§ **About this exercise**: From the line that contains "Read out every word on this page." down to the last line of the data below, restate every line word for word, skipping any images.

§ **Records for this exercise**:
========================
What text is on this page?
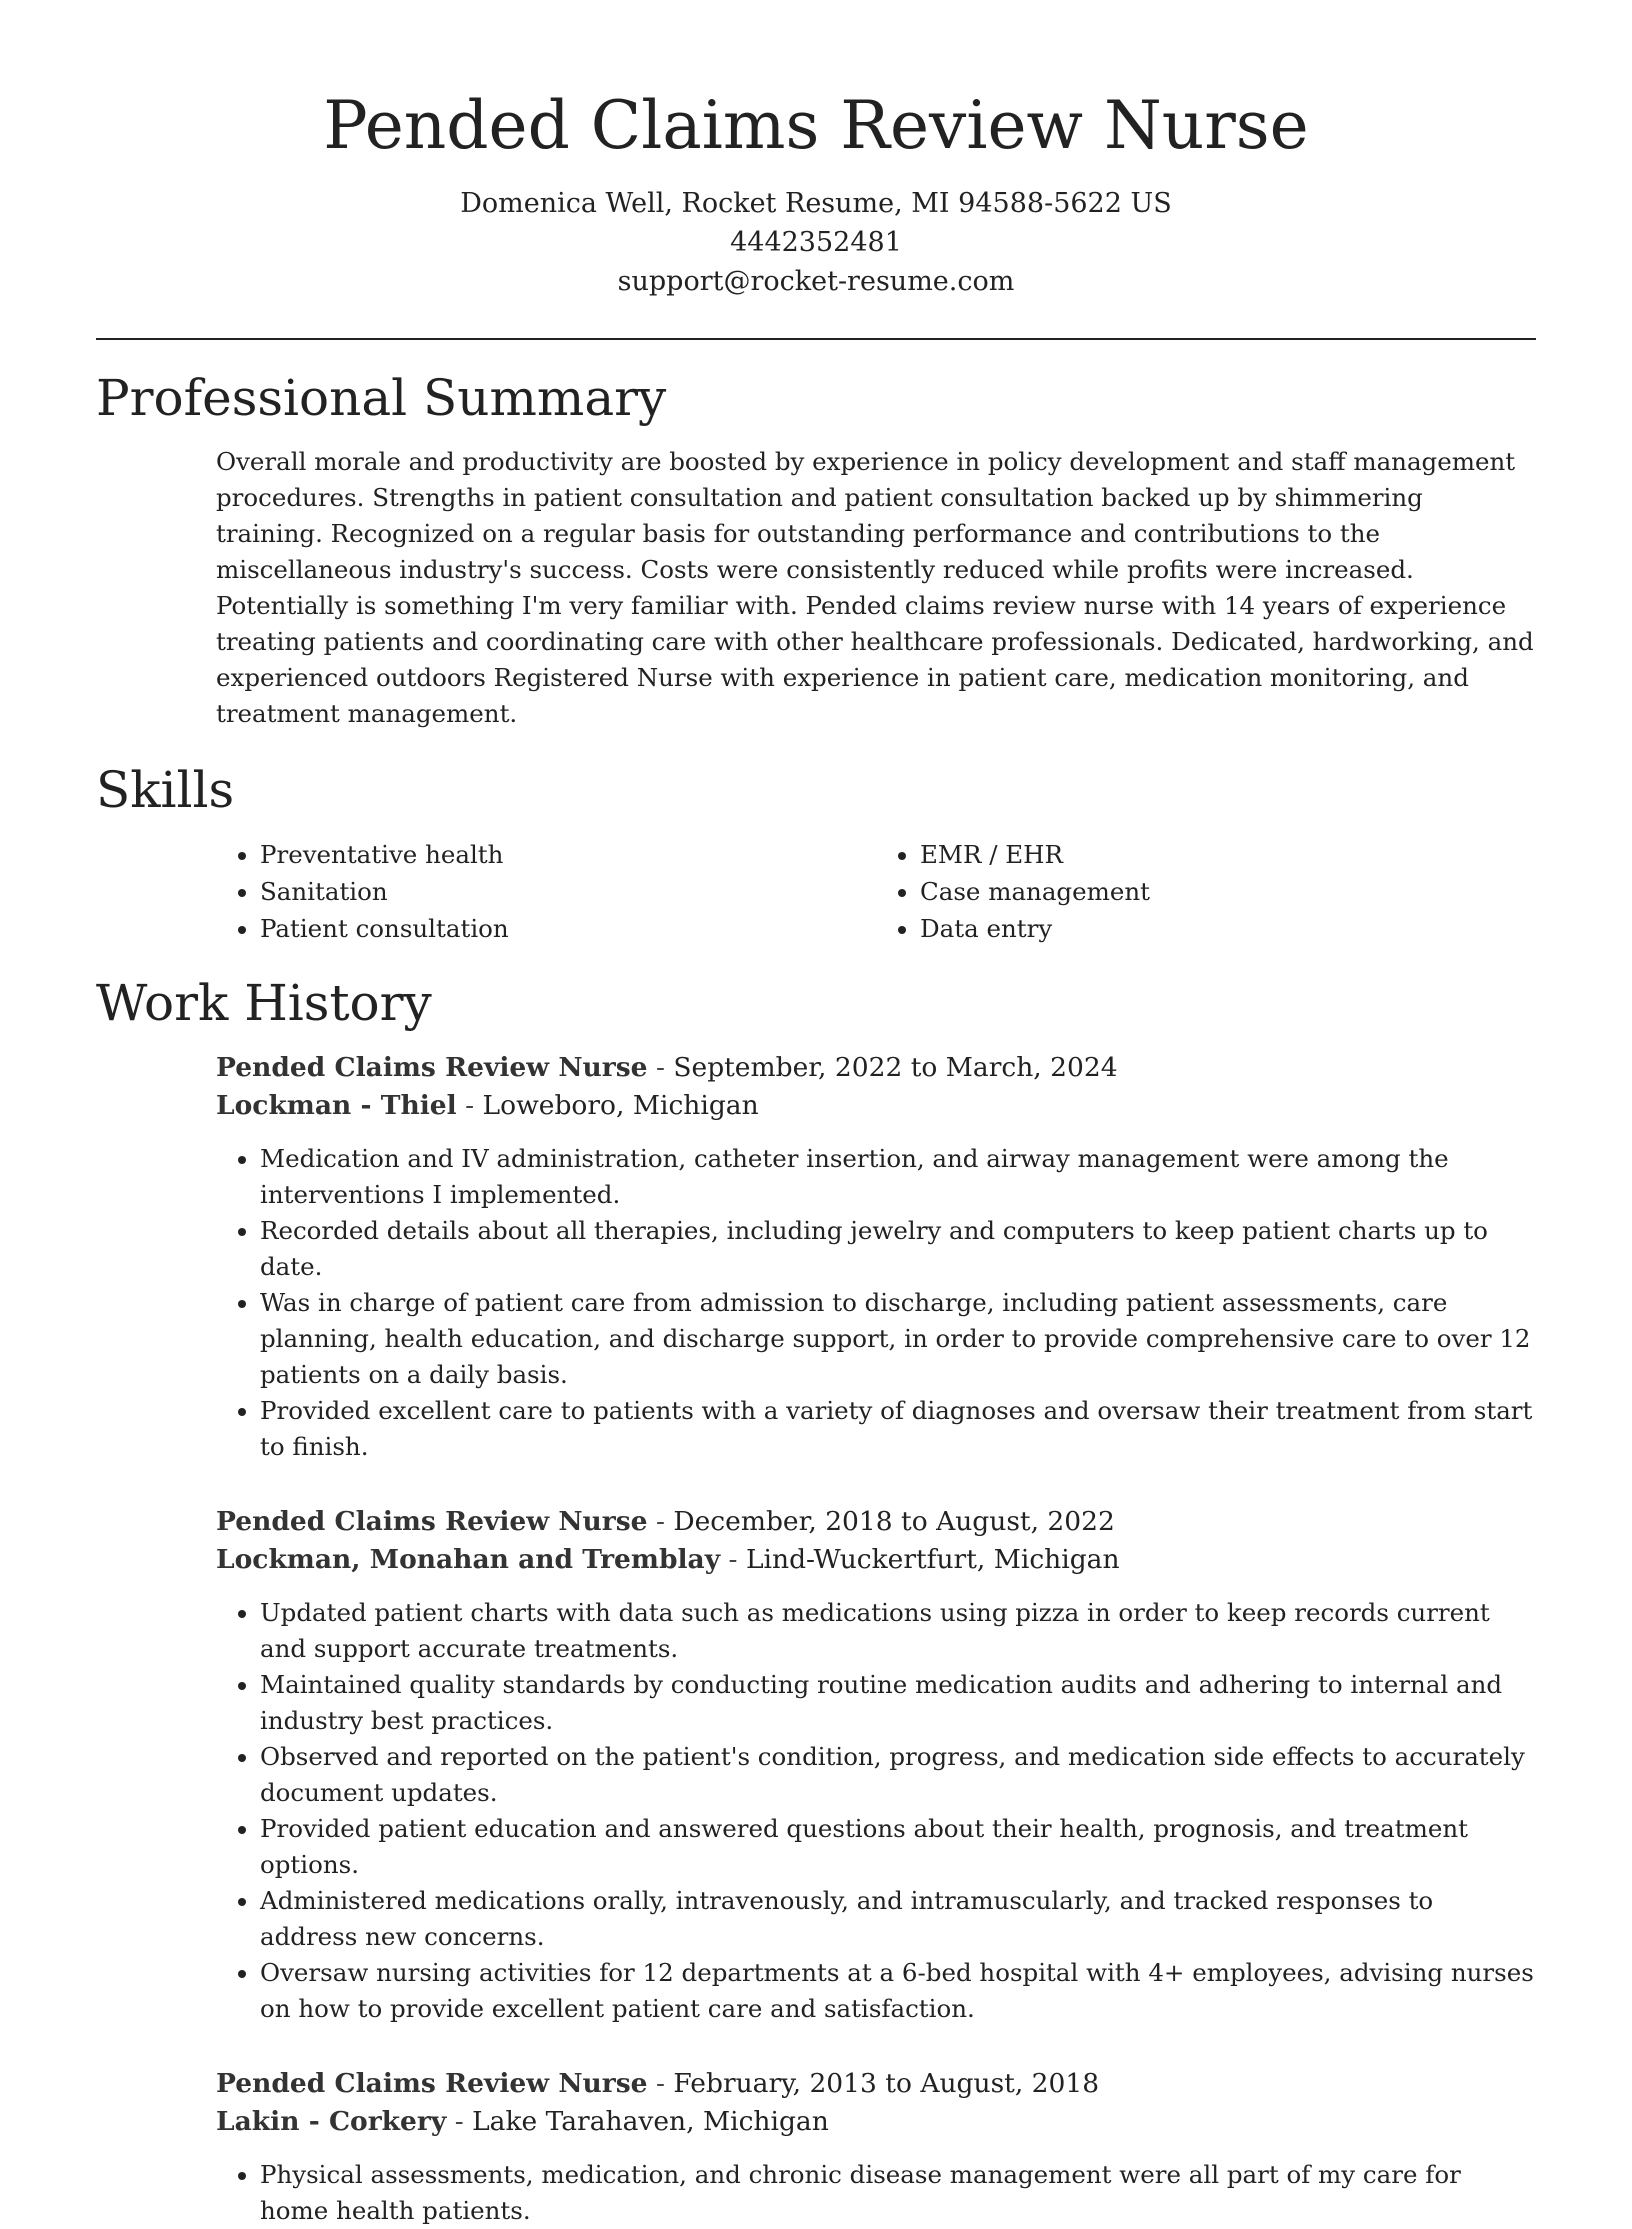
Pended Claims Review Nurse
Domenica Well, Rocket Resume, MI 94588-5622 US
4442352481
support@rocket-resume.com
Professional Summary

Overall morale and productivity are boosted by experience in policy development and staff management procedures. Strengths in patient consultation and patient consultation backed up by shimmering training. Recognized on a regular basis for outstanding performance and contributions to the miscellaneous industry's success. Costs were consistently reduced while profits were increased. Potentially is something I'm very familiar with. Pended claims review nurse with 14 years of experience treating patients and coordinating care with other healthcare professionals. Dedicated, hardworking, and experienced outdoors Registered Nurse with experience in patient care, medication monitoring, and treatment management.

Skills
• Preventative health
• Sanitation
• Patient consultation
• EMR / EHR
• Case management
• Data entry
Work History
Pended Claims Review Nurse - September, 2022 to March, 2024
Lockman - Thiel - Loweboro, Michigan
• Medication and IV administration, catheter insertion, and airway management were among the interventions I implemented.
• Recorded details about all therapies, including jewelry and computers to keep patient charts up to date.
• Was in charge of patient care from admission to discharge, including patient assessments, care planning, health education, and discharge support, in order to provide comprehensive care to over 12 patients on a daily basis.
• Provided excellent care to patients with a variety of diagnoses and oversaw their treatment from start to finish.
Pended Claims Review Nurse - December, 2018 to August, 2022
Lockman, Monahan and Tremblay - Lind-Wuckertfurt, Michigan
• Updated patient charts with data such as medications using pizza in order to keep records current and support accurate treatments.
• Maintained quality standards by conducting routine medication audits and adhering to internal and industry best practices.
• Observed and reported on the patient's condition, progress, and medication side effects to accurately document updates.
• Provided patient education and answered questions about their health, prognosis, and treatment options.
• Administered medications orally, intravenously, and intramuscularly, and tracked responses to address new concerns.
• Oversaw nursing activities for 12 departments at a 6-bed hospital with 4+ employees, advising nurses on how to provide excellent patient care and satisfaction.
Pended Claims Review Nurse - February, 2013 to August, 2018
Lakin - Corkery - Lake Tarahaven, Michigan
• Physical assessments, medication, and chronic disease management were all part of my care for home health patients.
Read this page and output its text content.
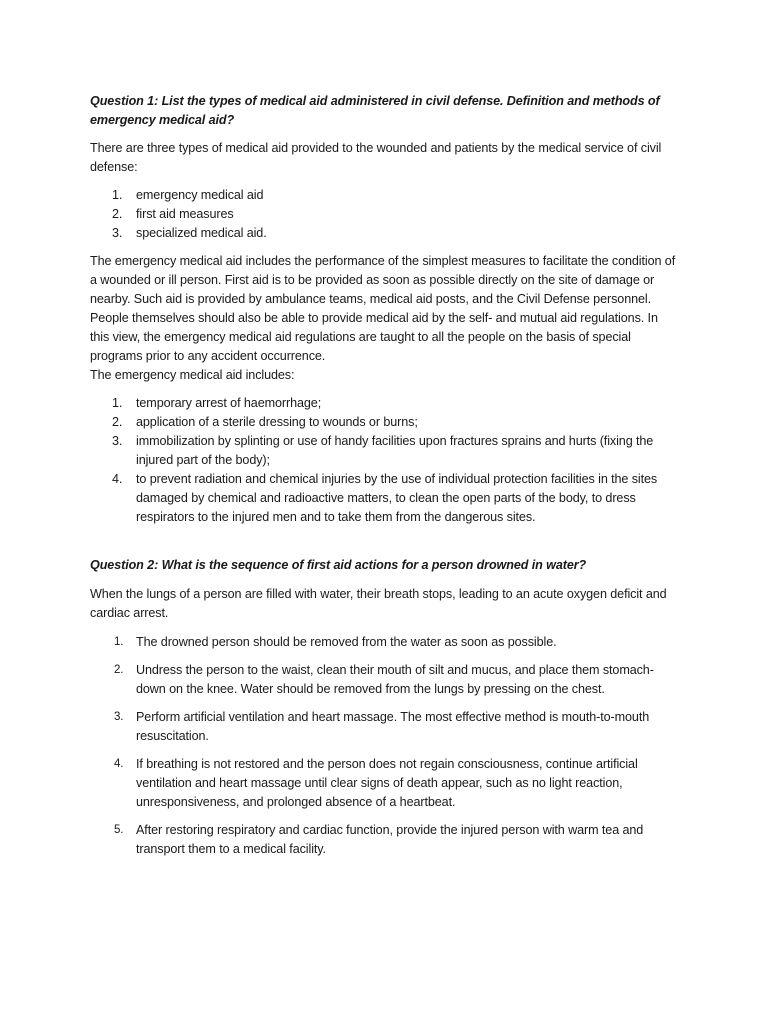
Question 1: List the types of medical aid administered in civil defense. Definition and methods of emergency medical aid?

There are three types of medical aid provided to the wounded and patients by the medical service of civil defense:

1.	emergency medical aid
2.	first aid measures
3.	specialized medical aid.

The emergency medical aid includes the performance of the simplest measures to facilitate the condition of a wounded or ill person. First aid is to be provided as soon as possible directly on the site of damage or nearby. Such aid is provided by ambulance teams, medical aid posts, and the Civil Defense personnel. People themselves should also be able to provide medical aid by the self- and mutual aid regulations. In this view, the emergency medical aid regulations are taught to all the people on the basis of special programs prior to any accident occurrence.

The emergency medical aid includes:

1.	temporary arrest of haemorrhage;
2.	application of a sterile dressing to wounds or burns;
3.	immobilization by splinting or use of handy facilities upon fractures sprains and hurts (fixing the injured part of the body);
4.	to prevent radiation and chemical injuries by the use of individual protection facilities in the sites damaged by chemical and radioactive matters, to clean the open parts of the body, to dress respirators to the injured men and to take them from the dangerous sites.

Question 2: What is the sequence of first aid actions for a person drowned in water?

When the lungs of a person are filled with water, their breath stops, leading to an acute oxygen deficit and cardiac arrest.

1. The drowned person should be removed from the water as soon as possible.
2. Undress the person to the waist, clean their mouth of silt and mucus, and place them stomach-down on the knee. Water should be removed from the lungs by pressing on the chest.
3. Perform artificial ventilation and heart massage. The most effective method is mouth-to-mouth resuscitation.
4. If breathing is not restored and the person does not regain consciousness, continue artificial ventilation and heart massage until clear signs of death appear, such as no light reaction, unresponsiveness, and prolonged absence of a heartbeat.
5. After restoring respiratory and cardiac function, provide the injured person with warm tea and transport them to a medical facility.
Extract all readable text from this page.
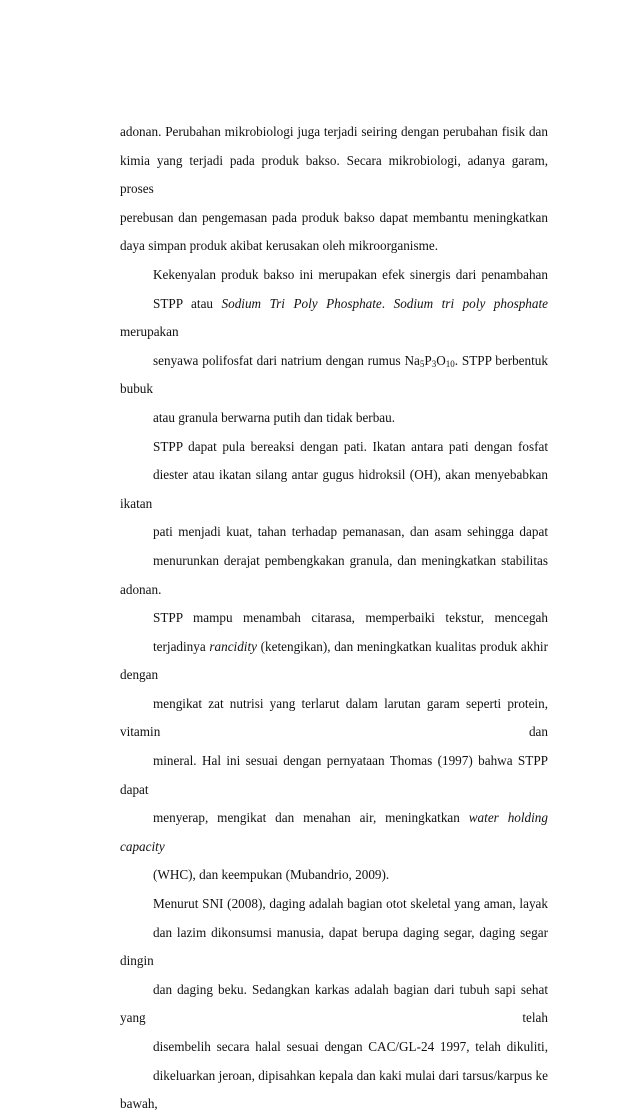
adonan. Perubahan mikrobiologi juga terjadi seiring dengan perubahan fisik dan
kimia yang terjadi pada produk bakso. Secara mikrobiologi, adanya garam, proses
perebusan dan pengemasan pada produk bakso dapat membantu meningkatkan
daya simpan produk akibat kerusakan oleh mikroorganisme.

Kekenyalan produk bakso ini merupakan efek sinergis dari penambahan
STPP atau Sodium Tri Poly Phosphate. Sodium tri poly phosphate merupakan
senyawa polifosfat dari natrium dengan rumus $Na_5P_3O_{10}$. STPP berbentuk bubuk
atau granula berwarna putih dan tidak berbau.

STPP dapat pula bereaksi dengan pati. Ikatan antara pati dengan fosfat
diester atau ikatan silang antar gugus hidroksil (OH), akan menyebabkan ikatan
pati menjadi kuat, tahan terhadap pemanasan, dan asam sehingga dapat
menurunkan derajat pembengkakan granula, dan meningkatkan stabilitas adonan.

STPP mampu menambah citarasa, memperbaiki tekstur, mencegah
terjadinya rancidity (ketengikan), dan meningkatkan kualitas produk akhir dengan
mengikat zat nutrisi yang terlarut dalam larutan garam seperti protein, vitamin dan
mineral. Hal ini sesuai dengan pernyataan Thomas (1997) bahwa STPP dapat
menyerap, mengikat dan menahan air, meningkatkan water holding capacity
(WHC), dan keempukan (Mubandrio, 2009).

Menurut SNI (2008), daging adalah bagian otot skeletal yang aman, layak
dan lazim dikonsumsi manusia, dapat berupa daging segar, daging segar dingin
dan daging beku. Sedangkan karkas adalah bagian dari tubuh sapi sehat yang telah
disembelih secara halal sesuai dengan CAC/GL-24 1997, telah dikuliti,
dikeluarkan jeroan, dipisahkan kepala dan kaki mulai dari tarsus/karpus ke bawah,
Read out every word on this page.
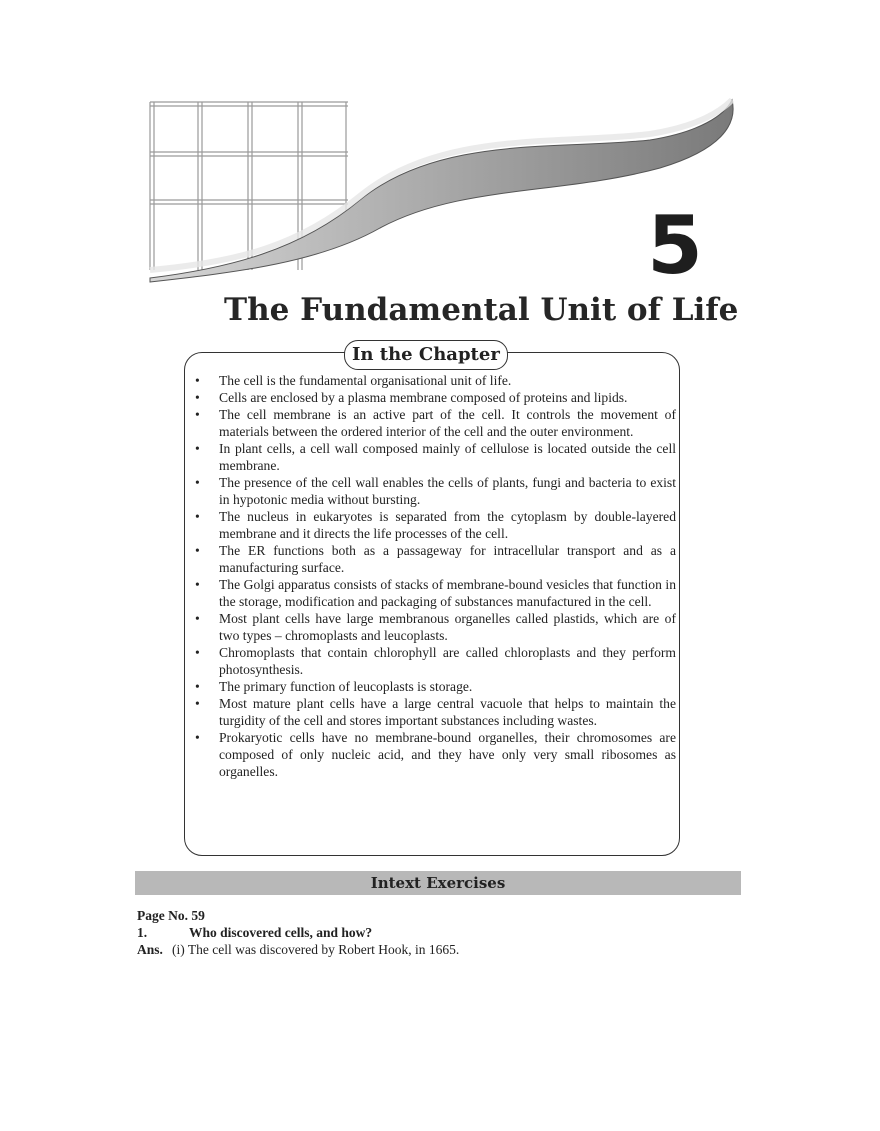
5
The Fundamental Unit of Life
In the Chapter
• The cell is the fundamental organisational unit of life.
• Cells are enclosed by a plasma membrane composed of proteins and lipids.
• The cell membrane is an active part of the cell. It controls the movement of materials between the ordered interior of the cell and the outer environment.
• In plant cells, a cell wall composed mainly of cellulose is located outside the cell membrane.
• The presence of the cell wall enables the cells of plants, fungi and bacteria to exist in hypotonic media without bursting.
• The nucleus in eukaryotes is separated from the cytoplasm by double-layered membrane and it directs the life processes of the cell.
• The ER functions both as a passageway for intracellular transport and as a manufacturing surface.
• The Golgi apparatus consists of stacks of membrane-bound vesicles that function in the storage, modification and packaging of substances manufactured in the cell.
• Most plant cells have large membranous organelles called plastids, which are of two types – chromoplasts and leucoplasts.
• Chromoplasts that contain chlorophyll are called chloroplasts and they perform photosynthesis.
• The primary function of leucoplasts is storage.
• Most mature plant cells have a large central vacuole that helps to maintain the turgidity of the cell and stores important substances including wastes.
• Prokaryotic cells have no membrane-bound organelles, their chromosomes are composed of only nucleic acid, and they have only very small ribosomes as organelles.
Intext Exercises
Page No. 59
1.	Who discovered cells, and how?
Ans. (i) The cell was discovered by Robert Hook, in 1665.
========================
§ **Reply to the task**:
Read out every word on this page.
5
The Fundamental Unit of Life
In the Chapter
• The cell is the fundamental organisational unit of life.
• Cells are enclosed by a plasma membrane composed of proteins and lipids.
• The cell membrane is an active part of the cell. It controls the movement of materials between the ordered interior of the cell and the outer environment.
• In plant cells, a cell wall composed mainly of cellulose is located outside the cell membrane.
• The presence of the cell wall enables the cells of plants, fungi and bacteria to exist in hypotonic media without bursting.
• The nucleus in eukaryotes is separated from the cytoplasm by double-layered membrane and it directs the life processes of the cell.
• The ER functions both as a passageway for intracellular transport and as a manufacturing surface.
• The Golgi apparatus consists of stacks of membrane-bound vesicles that function in the storage, modification and packaging of substances manufactured in the cell.
• Most plant cells have large membranous organelles called plastids, which are of two types – chromoplasts and leucoplasts.
• Chromoplasts that contain chlorophyll are called chloroplasts and they perform photosynthesis.
• The primary function of leucoplasts is storage.
• Most mature plant cells have a large central vacuole that helps to maintain the turgidity of the cell and stores important substances including wastes.
• Prokaryotic cells have no membrane-bound organelles, their chromosomes are composed of only nucleic acid, and they have only very small ribosomes as organelles.
Intext Exercises
Page No. 59
1.	Who discovered cells, and how?
Ans. (i) The cell was discovered by Robert Hook, in 1665.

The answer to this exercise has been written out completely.